-- Start INFORMATION SUPPLIED --
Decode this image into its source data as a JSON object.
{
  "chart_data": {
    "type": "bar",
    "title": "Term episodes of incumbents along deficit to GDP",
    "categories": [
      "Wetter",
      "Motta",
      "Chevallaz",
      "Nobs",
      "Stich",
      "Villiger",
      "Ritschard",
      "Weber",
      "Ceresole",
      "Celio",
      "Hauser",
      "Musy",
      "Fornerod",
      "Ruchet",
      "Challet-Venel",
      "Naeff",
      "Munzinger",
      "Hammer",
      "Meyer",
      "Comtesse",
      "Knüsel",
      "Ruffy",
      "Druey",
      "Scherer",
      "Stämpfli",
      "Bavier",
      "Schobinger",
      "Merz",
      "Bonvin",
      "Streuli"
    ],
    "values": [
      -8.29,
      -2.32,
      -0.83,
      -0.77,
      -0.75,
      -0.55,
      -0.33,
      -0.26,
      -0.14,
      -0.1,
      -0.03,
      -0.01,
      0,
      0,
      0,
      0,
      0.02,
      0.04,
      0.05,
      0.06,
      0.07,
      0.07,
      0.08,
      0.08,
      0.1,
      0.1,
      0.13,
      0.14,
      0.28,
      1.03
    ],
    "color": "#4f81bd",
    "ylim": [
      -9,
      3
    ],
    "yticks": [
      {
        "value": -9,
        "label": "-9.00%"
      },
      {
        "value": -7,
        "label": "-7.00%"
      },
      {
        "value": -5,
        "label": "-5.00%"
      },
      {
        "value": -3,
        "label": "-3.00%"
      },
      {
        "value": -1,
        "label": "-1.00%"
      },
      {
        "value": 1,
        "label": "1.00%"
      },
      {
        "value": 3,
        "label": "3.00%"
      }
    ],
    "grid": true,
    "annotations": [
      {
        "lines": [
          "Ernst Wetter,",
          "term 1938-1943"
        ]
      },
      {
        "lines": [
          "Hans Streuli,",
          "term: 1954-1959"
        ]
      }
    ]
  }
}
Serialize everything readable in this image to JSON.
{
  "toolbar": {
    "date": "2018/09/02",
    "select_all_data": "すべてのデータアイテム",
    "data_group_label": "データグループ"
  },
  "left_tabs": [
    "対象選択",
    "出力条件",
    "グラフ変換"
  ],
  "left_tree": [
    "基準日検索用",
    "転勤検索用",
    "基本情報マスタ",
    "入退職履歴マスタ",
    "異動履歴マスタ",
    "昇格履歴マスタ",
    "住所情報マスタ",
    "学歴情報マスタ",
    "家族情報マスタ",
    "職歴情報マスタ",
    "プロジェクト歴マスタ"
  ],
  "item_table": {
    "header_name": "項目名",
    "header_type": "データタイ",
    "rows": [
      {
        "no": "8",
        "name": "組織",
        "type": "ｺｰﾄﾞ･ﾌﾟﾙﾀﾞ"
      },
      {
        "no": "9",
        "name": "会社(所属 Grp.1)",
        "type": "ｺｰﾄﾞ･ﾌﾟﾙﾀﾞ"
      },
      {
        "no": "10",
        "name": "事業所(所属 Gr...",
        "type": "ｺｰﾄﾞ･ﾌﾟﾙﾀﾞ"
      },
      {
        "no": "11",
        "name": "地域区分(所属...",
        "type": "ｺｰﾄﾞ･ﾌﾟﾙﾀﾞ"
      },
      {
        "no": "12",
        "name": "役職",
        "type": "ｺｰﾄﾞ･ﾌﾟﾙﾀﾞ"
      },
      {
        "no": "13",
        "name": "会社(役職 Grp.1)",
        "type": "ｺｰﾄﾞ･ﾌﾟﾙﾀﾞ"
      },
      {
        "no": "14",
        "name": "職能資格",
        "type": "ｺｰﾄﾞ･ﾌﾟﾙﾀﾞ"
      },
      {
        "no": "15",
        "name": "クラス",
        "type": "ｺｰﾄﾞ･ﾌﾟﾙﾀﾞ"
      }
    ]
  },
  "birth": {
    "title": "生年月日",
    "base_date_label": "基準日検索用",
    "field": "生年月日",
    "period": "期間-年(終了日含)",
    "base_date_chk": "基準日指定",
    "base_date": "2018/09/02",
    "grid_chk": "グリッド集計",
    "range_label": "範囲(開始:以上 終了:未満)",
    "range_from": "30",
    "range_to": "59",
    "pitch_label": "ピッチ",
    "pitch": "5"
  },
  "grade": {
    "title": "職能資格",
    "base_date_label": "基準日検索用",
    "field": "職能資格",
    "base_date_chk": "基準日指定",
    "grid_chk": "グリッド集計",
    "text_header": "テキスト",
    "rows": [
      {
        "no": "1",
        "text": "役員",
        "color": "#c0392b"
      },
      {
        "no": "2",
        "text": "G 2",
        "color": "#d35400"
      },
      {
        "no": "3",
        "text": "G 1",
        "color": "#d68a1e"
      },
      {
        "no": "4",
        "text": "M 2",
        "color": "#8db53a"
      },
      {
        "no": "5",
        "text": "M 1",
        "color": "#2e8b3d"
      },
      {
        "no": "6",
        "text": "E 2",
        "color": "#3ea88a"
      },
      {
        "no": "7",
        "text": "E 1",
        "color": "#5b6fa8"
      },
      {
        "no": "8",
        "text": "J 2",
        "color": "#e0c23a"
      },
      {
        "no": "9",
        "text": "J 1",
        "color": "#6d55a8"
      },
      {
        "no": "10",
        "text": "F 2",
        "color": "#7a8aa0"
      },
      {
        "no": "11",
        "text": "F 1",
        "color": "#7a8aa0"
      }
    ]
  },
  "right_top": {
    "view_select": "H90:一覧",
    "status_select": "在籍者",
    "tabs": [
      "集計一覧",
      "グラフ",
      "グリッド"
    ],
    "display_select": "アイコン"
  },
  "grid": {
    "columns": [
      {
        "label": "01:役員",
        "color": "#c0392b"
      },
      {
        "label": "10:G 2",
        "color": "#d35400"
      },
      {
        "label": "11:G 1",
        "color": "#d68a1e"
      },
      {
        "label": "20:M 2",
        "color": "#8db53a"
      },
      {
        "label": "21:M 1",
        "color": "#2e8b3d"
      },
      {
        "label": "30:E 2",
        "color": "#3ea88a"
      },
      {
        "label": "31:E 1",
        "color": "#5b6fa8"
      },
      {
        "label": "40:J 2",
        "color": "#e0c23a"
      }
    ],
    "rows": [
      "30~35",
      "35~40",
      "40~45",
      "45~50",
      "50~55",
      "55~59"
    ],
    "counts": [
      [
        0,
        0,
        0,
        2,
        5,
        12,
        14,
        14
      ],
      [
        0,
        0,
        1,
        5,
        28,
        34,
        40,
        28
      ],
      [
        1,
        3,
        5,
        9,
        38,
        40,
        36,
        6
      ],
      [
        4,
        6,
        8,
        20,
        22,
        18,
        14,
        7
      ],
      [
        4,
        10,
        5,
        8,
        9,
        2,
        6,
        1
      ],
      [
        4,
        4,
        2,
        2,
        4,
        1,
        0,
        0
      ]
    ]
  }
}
-- End INFORMATION SUPPLIED --
Going through the data, tally the lines containing "image" and report only the result.

OUTPUT BELOW →
2